## START EXTRACTED DATA

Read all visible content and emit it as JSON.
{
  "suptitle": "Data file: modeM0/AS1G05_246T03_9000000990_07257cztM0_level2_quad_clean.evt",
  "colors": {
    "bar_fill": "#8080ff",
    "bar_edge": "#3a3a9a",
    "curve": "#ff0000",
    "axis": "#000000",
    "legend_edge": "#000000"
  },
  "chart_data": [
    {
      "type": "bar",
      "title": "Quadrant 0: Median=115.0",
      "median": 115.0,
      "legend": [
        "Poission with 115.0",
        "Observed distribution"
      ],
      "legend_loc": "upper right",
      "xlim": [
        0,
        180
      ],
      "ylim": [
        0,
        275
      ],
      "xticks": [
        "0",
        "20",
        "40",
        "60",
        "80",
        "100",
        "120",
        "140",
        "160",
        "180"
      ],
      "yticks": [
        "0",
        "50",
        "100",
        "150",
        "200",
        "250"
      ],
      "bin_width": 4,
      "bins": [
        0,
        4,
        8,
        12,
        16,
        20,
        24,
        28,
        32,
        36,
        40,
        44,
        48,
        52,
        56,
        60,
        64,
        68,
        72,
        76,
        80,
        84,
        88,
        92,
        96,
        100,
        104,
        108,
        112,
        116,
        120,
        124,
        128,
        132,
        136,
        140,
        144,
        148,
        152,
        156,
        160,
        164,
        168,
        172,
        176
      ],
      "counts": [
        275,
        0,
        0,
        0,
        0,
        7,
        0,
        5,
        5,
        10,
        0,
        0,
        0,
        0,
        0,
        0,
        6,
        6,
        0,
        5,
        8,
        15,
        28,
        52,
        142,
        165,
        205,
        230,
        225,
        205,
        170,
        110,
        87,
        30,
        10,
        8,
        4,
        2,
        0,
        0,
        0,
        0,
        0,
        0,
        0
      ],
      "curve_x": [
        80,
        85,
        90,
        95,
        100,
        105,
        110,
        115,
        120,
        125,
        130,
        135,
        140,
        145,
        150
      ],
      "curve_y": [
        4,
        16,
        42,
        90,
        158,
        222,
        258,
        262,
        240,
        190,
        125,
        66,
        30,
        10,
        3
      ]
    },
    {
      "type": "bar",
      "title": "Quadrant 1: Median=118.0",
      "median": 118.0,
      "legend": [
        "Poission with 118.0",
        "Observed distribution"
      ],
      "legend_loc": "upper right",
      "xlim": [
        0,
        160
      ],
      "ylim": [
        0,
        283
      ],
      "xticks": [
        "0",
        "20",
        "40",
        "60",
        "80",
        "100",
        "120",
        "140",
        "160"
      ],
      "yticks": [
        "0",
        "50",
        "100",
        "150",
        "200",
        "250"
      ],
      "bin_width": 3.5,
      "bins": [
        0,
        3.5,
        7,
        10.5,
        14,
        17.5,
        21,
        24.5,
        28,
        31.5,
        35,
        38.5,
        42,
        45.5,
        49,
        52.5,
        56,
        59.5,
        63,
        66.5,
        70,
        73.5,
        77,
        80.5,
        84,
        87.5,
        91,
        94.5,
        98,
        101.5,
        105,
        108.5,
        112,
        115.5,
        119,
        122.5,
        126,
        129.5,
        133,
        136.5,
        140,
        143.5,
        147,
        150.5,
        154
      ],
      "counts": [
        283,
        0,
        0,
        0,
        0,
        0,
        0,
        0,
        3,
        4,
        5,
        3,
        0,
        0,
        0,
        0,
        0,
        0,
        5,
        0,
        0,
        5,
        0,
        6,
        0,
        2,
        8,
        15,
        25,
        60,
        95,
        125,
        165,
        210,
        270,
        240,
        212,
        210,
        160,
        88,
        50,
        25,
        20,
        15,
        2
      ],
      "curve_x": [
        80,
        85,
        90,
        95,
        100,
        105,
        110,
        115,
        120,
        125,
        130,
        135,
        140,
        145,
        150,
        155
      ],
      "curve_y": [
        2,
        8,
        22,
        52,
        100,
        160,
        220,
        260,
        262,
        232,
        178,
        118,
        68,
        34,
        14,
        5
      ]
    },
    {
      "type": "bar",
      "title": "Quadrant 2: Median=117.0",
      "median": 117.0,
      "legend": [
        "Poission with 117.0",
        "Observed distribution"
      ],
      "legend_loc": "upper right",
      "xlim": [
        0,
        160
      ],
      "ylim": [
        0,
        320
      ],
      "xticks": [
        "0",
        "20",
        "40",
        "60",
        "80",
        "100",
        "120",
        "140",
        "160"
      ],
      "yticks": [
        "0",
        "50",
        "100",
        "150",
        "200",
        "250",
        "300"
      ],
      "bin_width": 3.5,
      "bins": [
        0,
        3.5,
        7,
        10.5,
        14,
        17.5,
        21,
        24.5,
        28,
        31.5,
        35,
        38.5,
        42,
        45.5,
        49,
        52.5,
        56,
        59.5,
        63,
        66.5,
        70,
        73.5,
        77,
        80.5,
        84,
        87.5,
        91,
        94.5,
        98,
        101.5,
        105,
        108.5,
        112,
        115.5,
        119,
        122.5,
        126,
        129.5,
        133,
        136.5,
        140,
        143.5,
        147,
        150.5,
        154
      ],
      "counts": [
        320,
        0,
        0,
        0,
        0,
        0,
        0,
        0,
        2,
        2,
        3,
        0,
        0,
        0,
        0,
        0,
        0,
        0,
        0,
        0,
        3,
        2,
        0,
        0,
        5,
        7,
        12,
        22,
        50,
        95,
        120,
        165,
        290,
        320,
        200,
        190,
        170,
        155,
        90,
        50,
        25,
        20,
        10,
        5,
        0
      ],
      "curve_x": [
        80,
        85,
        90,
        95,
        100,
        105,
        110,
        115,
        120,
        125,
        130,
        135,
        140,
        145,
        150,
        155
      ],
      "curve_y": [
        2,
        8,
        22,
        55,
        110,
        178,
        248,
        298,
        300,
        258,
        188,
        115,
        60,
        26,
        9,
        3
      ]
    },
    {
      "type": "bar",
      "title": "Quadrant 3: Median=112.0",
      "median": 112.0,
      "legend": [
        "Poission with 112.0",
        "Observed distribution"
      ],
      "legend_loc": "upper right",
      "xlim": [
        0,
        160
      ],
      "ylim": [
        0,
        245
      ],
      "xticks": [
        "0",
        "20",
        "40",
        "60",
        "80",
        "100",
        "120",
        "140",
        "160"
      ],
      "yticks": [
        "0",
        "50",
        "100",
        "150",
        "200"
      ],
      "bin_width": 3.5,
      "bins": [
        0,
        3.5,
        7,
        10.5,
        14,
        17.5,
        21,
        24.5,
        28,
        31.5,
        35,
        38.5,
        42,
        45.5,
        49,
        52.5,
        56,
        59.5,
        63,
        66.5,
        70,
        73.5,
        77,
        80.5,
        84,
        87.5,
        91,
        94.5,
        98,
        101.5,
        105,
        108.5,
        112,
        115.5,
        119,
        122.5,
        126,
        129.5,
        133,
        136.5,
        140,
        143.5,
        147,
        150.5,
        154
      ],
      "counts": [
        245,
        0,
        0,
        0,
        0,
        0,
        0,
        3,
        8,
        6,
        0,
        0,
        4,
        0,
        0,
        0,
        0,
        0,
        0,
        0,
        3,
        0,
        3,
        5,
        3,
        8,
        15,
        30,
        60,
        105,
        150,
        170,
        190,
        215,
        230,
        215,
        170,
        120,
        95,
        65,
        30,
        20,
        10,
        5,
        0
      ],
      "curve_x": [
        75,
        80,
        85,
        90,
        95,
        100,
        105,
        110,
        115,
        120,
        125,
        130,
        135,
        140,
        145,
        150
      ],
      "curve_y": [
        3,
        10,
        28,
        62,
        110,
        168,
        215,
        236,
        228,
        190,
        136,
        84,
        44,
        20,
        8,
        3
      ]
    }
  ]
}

## END EXTRACTED DATA

▸ **STATED TASK**:
Transcribe the material exactly as it reads.

▸ **RIGHT ANSWER**:
Read all visible content and emit it as JSON.
{
  "suptitle": "Data file: modeM0/AS1G05_246T03_9000000990_07257cztM0_level2_quad_clean.evt",
  "colors": {
    "bar_fill": "#8080ff",
    "bar_edge": "#3a3a9a",
    "curve": "#ff0000",
    "axis": "#000000",
    "legend_edge": "#000000"
  },
  "chart_data": [
    {
      "type": "bar",
      "title": "Quadrant 0: Median=115.0",
      "median": 115.0,
      "legend": [
        "Poission with 115.0",
        "Observed distribution"
      ],
      "legend_loc": "upper right",
      "xlim": [
        0,
        180
      ],
      "ylim": [
        0,
        275
      ],
      "xticks": [
        "0",
        "20",
        "40",
        "60",
        "80",
        "100",
        "120",
        "140",
        "160",
        "180"
      ],
      "yticks": [
        "0",
        "50",
        "100",
        "150",
        "200",
        "250"
      ],
      "bin_width": 4,
      "bins": [
        0,
        4,
        8,
        12,
        16,
        20,
        24,
        28,
        32,
        36,
        40,
        44,
        48,
        52,
        56,
        60,
        64,
        68,
        72,
        76,
        80,
        84,
        88,
        92,
        96,
        100,
        104,
        108,
        112,
        116,
        120,
        124,
        128,
        132,
        136,
        140,
        144,
        148,
        152,
        156,
        160,
        164,
        168,
        172,
        176
      ],
      "counts": [
        275,
        0,
        0,
        0,
        0,
        7,
        0,
        5,
        5,
        10,
        0,
        0,
        0,
        0,
        0,
        0,
        6,
        6,
        0,
        5,
        8,
        15,
        28,
        52,
        142,
        165,
        205,
        230,
        225,
        205,
        170,
        110,
        87,
        30,
        10,
        8,
        4,
        2,
        0,
        0,
        0,
        0,
        0,
        0,
        0
      ],
      "curve_x": [
        80,
        85,
        90,
        95,
        100,
        105,
        110,
        115,
        120,
        125,
        130,
        135,
        140,
        145,
        150
      ],
      "curve_y": [
        4,
        16,
        42,
        90,
        158,
        222,
        258,
        262,
        240,
        190,
        125,
        66,
        30,
        10,
        3
      ]
    },
    {
      "type": "bar",
      "title": "Quadrant 1: Median=118.0",
      "median": 118.0,
      "legend": [
        "Poission with 118.0",
        "Observed distribution"
      ],
      "legend_loc": "upper right",
      "xlim": [
        0,
        160
      ],
      "ylim": [
        0,
        283
      ],
      "xticks": [
        "0",
        "20",
        "40",
        "60",
        "80",
        "100",
        "120",
        "140",
        "160"
      ],
      "yticks": [
        "0",
        "50",
        "100",
        "150",
        "200",
        "250"
      ],
      "bin_width": 3.5,
      "bins": [
        0,
        3.5,
        7,
        10.5,
        14,
        17.5,
        21,
        24.5,
        28,
        31.5,
        35,
        38.5,
        42,
        45.5,
        49,
        52.5,
        56,
        59.5,
        63,
        66.5,
        70,
        73.5,
        77,
        80.5,
        84,
        87.5,
        91,
        94.5,
        98,
        101.5,
        105,
        108.5,
        112,
        115.5,
        119,
        122.5,
        126,
        129.5,
        133,
        136.5,
        140,
        143.5,
        147,
        150.5,
        154
      ],
      "counts": [
        283,
        0,
        0,
        0,
        0,
        0,
        0,
        0,
        3,
        4,
        5,
        3,
        0,
        0,
        0,
        0,
        0,
        0,
        5,
        0,
        0,
        5,
        0,
        6,
        0,
        2,
        8,
        15,
        25,
        60,
        95,
        125,
        165,
        210,
        270,
        240,
        212,
        210,
        160,
        88,
        50,
        25,
        20,
        15,
        2
      ],
      "curve_x": [
        80,
        85,
        90,
        95,
        100,
        105,
        110,
        115,
        120,
        125,
        130,
        135,
        140,
        145,
        150,
        155
      ],
      "curve_y": [
        2,
        8,
        22,
        52,
        100,
        160,
        220,
        260,
        262,
        232,
        178,
        118,
        68,
        34,
        14,
        5
      ]
    },
    {
      "type": "bar",
      "title": "Quadrant 2: Median=117.0",
      "median": 117.0,
      "legend": [
        "Poission with 117.0",
        "Observed distribution"
      ],
      "legend_loc": "upper right",
      "xlim": [
        0,
        160
      ],
      "ylim": [
        0,
        320
      ],
      "xticks": [
        "0",
        "20",
        "40",
        "60",
        "80",
        "100",
        "120",
        "140",
        "160"
      ],
      "yticks": [
        "0",
        "50",
        "100",
        "150",
        "200",
        "250",
        "300"
      ],
      "bin_width": 3.5,
      "bins": [
        0,
        3.5,
        7,
        10.5,
        14,
        17.5,
        21,
        24.5,
        28,
        31.5,
        35,
        38.5,
        42,
        45.5,
        49,
        52.5,
        56,
        59.5,
        63,
        66.5,
        70,
        73.5,
        77,
        80.5,
        84,
        87.5,
        91,
        94.5,
        98,
        101.5,
        105,
        108.5,
        112,
        115.5,
        119,
        122.5,
        126,
        129.5,
        133,
        136.5,
        140,
        143.5,
        147,
        150.5,
        154
      ],
      "counts": [
        320,
        0,
        0,
        0,
        0,
        0,
        0,
        0,
        2,
        2,
        3,
        0,
        0,
        0,
        0,
        0,
        0,
        0,
        0,
        0,
        3,
        2,
        0,
        0,
        5,
        7,
        12,
        22,
        50,
        95,
        120,
        165,
        290,
        320,
        200,
        190,
        170,
        155,
        90,
        50,
        25,
        20,
        10,
        5,
        0
      ],
      "curve_x": [
        80,
        85,
        90,
        95,
        100,
        105,
        110,
        115,
        120,
        125,
        130,
        135,
        140,
        145,
        150,
        155
      ],
      "curve_y": [
        2,
        8,
        22,
        55,
        110,
        178,
        248,
        298,
        300,
        258,
        188,
        115,
        60,
        26,
        9,
        3
      ]
    },
    {
      "type": "bar",
      "title": "Quadrant 3: Median=112.0",
      "median": 112.0,
      "legend": [
        "Poission with 112.0",
        "Observed distribution"
      ],
      "legend_loc": "upper right",
      "xlim": [
        0,
        160
      ],
      "ylim": [
        0,
        245
      ],
      "xticks": [
        "0",
        "20",
        "40",
        "60",
        "80",
        "100",
        "120",
        "140",
        "160"
      ],
      "yticks": [
        "0",
        "50",
        "100",
        "150",
        "200"
      ],
      "bin_width": 3.5,
      "bins": [
        0,
        3.5,
        7,
        10.5,
        14,
        17.5,
        21,
        24.5,
        28,
        31.5,
        35,
        38.5,
        42,
        45.5,
        49,
        52.5,
        56,
        59.5,
        63,
        66.5,
        70,
        73.5,
        77,
        80.5,
        84,
        87.5,
        91,
        94.5,
        98,
        101.5,
        105,
        108.5,
        112,
        115.5,
        119,
        122.5,
        126,
        129.5,
        133,
        136.5,
        140,
        143.5,
        147,
        150.5,
        154
      ],
      "counts": [
        245,
        0,
        0,
        0,
        0,
        0,
        0,
        3,
        8,
        6,
        0,
        0,
        4,
        0,
        0,
        0,
        0,
        0,
        0,
        0,
        3,
        0,
        3,
        5,
        3,
        8,
        15,
        30,
        60,
        105,
        150,
        170,
        190,
        215,
        230,
        215,
        170,
        120,
        95,
        65,
        30,
        20,
        10,
        5,
        0
      ],
      "curve_x": [
        75,
        80,
        85,
        90,
        95,
        100,
        105,
        110,
        115,
        120,
        125,
        130,
        135,
        140,
        145,
        150
      ],
      "curve_y": [
        3,
        10,
        28,
        62,
        110,
        168,
        215,
        236,
        228,
        190,
        136,
        84,
        44,
        20,
        8,
        3
      ]
    }
  ]
}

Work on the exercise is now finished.